## Written instruction
Repeat the records verbatim and leave the pictures out of your copy.

## Data for this exercise
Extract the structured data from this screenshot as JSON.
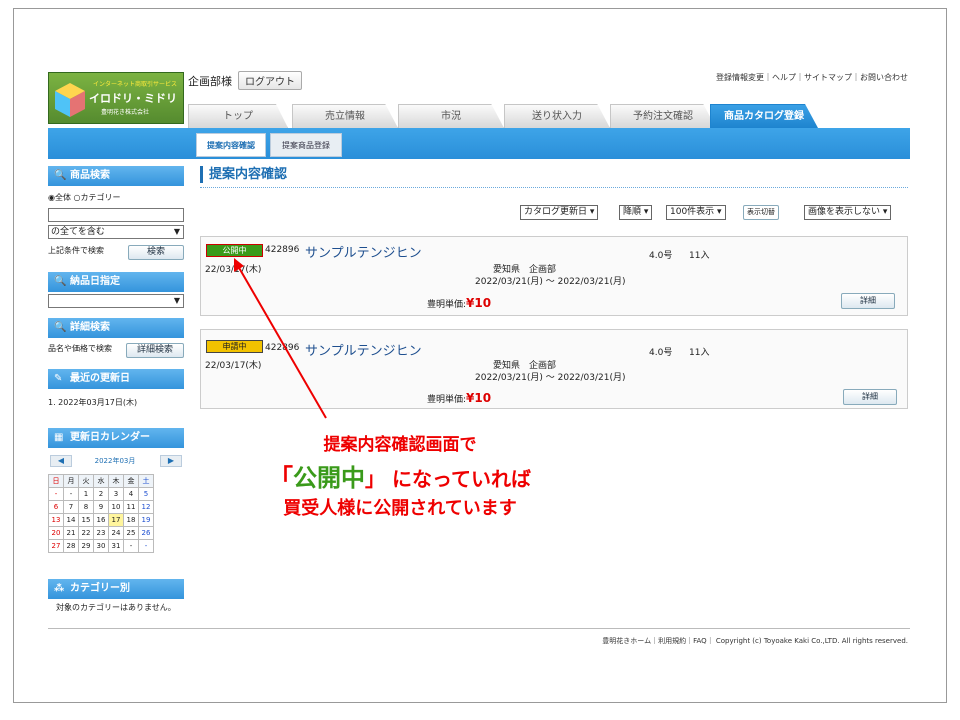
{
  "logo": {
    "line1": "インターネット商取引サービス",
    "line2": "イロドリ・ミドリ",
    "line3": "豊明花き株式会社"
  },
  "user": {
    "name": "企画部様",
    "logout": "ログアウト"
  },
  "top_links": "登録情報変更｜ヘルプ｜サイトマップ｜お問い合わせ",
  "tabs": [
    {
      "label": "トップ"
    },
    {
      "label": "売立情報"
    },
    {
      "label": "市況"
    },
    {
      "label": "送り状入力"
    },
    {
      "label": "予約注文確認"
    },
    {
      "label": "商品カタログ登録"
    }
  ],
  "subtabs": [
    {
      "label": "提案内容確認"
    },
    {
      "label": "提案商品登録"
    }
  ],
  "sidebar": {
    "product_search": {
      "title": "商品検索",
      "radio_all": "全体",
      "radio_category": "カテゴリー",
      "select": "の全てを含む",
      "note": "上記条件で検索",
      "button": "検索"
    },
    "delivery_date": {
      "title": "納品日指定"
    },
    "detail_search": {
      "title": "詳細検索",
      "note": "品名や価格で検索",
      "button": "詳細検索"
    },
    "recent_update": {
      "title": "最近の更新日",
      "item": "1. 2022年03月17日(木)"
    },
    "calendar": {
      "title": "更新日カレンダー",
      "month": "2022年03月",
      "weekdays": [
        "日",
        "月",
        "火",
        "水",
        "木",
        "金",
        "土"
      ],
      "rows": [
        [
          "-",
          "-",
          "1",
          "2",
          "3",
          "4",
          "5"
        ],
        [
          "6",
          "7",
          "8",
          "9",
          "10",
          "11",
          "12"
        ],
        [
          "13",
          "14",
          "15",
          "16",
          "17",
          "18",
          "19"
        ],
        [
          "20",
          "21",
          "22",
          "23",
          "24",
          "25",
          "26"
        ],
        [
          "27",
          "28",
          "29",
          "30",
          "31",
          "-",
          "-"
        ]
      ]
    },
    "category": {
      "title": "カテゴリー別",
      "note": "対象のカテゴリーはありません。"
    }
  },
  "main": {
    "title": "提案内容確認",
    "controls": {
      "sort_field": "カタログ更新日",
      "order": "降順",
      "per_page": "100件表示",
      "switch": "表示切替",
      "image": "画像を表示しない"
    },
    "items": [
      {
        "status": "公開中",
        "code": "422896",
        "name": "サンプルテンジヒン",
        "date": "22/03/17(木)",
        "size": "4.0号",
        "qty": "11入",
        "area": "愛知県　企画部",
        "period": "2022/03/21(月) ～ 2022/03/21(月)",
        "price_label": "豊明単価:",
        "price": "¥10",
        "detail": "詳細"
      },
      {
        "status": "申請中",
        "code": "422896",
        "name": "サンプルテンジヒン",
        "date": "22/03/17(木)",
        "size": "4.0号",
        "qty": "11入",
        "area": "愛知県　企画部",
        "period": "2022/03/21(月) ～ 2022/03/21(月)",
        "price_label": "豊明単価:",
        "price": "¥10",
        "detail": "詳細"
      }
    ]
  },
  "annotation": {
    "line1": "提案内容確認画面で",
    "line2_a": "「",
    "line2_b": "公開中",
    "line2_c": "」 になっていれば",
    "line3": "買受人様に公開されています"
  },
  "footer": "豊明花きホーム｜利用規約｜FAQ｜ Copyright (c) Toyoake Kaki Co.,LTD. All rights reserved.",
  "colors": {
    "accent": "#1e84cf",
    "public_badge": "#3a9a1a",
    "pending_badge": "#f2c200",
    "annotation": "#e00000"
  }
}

## Answer to this problem
Extract the structured data from this screenshot as JSON.
{
  "logo": {
    "line1": "インターネット商取引サービス",
    "line2": "イロドリ・ミドリ",
    "line3": "豊明花き株式会社"
  },
  "user": {
    "name": "企画部様",
    "logout": "ログアウト"
  },
  "top_links": "登録情報変更｜ヘルプ｜サイトマップ｜お問い合わせ",
  "tabs": [
    {
      "label": "トップ"
    },
    {
      "label": "売立情報"
    },
    {
      "label": "市況"
    },
    {
      "label": "送り状入力"
    },
    {
      "label": "予約注文確認"
    },
    {
      "label": "商品カタログ登録"
    }
  ],
  "subtabs": [
    {
      "label": "提案内容確認"
    },
    {
      "label": "提案商品登録"
    }
  ],
  "sidebar": {
    "product_search": {
      "title": "商品検索",
      "radio_all": "全体",
      "radio_category": "カテゴリー",
      "select": "の全てを含む",
      "note": "上記条件で検索",
      "button": "検索"
    },
    "delivery_date": {
      "title": "納品日指定"
    },
    "detail_search": {
      "title": "詳細検索",
      "note": "品名や価格で検索",
      "button": "詳細検索"
    },
    "recent_update": {
      "title": "最近の更新日",
      "item": "1. 2022年03月17日(木)"
    },
    "calendar": {
      "title": "更新日カレンダー",
      "month": "2022年03月",
      "weekdays": [
        "日",
        "月",
        "火",
        "水",
        "木",
        "金",
        "土"
      ],
      "rows": [
        [
          "-",
          "-",
          "1",
          "2",
          "3",
          "4",
          "5"
        ],
        [
          "6",
          "7",
          "8",
          "9",
          "10",
          "11",
          "12"
        ],
        [
          "13",
          "14",
          "15",
          "16",
          "17",
          "18",
          "19"
        ],
        [
          "20",
          "21",
          "22",
          "23",
          "24",
          "25",
          "26"
        ],
        [
          "27",
          "28",
          "29",
          "30",
          "31",
          "-",
          "-"
        ]
      ]
    },
    "category": {
      "title": "カテゴリー別",
      "note": "対象のカテゴリーはありません。"
    }
  },
  "main": {
    "title": "提案内容確認",
    "controls": {
      "sort_field": "カタログ更新日",
      "order": "降順",
      "per_page": "100件表示",
      "switch": "表示切替",
      "image": "画像を表示しない"
    },
    "items": [
      {
        "status": "公開中",
        "code": "422896",
        "name": "サンプルテンジヒン",
        "date": "22/03/17(木)",
        "size": "4.0号",
        "qty": "11入",
        "area": "愛知県　企画部",
        "period": "2022/03/21(月) ～ 2022/03/21(月)",
        "price_label": "豊明単価:",
        "price": "¥10",
        "detail": "詳細"
      },
      {
        "status": "申請中",
        "code": "422896",
        "name": "サンプルテンジヒン",
        "date": "22/03/17(木)",
        "size": "4.0号",
        "qty": "11入",
        "area": "愛知県　企画部",
        "period": "2022/03/21(月) ～ 2022/03/21(月)",
        "price_label": "豊明単価:",
        "price": "¥10",
        "detail": "詳細"
      }
    ]
  },
  "annotation": {
    "line1": "提案内容確認画面で",
    "line2_a": "「",
    "line2_b": "公開中",
    "line2_c": "」 になっていれば",
    "line3": "買受人様に公開されています"
  },
  "footer": "豊明花きホーム｜利用規約｜FAQ｜ Copyright (c) Toyoake Kaki Co.,LTD. All rights reserved.",
  "colors": {
    "accent": "#1e84cf",
    "public_badge": "#3a9a1a",
    "pending_badge": "#f2c200",
    "annotation": "#e00000"
  }
}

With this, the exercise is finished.